◆ **Problem to solve**
Reproduce the listing below in its entirety. Change nothing.

Items listed in a dataset:
>>>

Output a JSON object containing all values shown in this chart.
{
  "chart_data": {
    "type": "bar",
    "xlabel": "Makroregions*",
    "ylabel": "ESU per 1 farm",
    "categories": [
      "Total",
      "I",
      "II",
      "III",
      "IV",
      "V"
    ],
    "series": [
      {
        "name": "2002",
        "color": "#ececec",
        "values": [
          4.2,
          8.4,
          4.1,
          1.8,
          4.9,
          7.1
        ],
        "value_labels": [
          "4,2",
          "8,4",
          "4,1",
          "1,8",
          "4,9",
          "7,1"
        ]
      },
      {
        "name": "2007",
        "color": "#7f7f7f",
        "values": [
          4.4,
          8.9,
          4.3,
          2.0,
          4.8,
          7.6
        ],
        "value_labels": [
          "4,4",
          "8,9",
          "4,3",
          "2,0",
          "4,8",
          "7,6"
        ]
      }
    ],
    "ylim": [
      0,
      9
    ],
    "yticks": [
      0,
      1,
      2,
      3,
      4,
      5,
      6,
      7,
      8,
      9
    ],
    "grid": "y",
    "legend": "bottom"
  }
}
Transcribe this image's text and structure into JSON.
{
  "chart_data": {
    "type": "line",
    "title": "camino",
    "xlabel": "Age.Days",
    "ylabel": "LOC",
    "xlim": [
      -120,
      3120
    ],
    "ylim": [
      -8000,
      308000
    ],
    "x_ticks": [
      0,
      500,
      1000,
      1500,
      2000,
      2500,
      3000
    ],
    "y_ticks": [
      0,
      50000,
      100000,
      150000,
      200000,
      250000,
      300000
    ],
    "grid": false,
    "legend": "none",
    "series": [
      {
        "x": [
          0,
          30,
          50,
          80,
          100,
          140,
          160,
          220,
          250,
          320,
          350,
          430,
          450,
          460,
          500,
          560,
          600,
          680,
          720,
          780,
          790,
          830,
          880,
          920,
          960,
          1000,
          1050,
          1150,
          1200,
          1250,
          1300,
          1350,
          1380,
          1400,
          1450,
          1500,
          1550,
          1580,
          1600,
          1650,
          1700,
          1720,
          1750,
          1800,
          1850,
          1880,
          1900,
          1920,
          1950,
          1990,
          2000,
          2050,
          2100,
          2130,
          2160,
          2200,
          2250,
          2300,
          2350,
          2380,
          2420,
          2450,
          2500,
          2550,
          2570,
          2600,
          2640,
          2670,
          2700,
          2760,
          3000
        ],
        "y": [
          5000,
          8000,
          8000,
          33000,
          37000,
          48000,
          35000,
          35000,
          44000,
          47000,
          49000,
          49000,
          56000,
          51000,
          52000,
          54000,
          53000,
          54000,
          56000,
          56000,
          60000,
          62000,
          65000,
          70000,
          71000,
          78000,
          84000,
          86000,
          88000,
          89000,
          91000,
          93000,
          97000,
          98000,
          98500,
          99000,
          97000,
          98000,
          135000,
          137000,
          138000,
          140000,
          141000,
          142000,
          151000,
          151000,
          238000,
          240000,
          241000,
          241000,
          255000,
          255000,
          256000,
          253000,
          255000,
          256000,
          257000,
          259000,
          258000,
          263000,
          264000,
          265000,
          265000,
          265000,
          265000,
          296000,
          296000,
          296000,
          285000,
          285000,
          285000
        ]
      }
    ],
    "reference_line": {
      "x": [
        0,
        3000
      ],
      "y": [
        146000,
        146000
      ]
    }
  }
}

<<<

◆ **Solved problem**
Output a JSON object containing all values shown in this chart.
{
  "chart_data": {
    "type": "bar",
    "xlabel": "Makroregions*",
    "ylabel": "ESU per 1 farm",
    "categories": [
      "Total",
      "I",
      "II",
      "III",
      "IV",
      "V"
    ],
    "series": [
      {
        "name": "2002",
        "color": "#ececec",
        "values": [
          4.2,
          8.4,
          4.1,
          1.8,
          4.9,
          7.1
        ],
        "value_labels": [
          "4,2",
          "8,4",
          "4,1",
          "1,8",
          "4,9",
          "7,1"
        ]
      },
      {
        "name": "2007",
        "color": "#7f7f7f",
        "values": [
          4.4,
          8.9,
          4.3,
          2.0,
          4.8,
          7.6
        ],
        "value_labels": [
          "4,4",
          "8,9",
          "4,3",
          "2,0",
          "4,8",
          "7,6"
        ]
      }
    ],
    "ylim": [
      0,
      9
    ],
    "yticks": [
      0,
      1,
      2,
      3,
      4,
      5,
      6,
      7,
      8,
      9
    ],
    "grid": "y",
    "legend": "bottom"
  }
}
Transcribe this image's text and structure into JSON.
{
  "chart_data": {
    "type": "line",
    "title": "camino",
    "xlabel": "Age.Days",
    "ylabel": "LOC",
    "xlim": [
      -120,
      3120
    ],
    "ylim": [
      -8000,
      308000
    ],
    "x_ticks": [
      0,
      500,
      1000,
      1500,
      2000,
      2500,
      3000
    ],
    "y_ticks": [
      0,
      50000,
      100000,
      150000,
      200000,
      250000,
      300000
    ],
    "grid": false,
    "legend": "none",
    "series": [
      {
        "x": [
          0,
          30,
          50,
          80,
          100,
          140,
          160,
          220,
          250,
          320,
          350,
          430,
          450,
          460,
          500,
          560,
          600,
          680,
          720,
          780,
          790,
          830,
          880,
          920,
          960,
          1000,
          1050,
          1150,
          1200,
          1250,
          1300,
          1350,
          1380,
          1400,
          1450,
          1500,
          1550,
          1580,
          1600,
          1650,
          1700,
          1720,
          1750,
          1800,
          1850,
          1880,
          1900,
          1920,
          1950,
          1990,
          2000,
          2050,
          2100,
          2130,
          2160,
          2200,
          2250,
          2300,
          2350,
          2380,
          2420,
          2450,
          2500,
          2550,
          2570,
          2600,
          2640,
          2670,
          2700,
          2760,
          3000
        ],
        "y": [
          5000,
          8000,
          8000,
          33000,
          37000,
          48000,
          35000,
          35000,
          44000,
          47000,
          49000,
          49000,
          56000,
          51000,
          52000,
          54000,
          53000,
          54000,
          56000,
          56000,
          60000,
          62000,
          65000,
          70000,
          71000,
          78000,
          84000,
          86000,
          88000,
          89000,
          91000,
          93000,
          97000,
          98000,
          98500,
          99000,
          97000,
          98000,
          135000,
          137000,
          138000,
          140000,
          141000,
          142000,
          151000,
          151000,
          238000,
          240000,
          241000,
          241000,
          255000,
          255000,
          256000,
          253000,
          255000,
          256000,
          257000,
          259000,
          258000,
          263000,
          264000,
          265000,
          265000,
          265000,
          265000,
          296000,
          296000,
          296000,
          285000,
          285000,
          285000
        ]
      }
    ],
    "reference_line": {
      "x": [
        0,
        3000
      ],
      "y": [
        146000,
        146000
      ]
    }
  }
}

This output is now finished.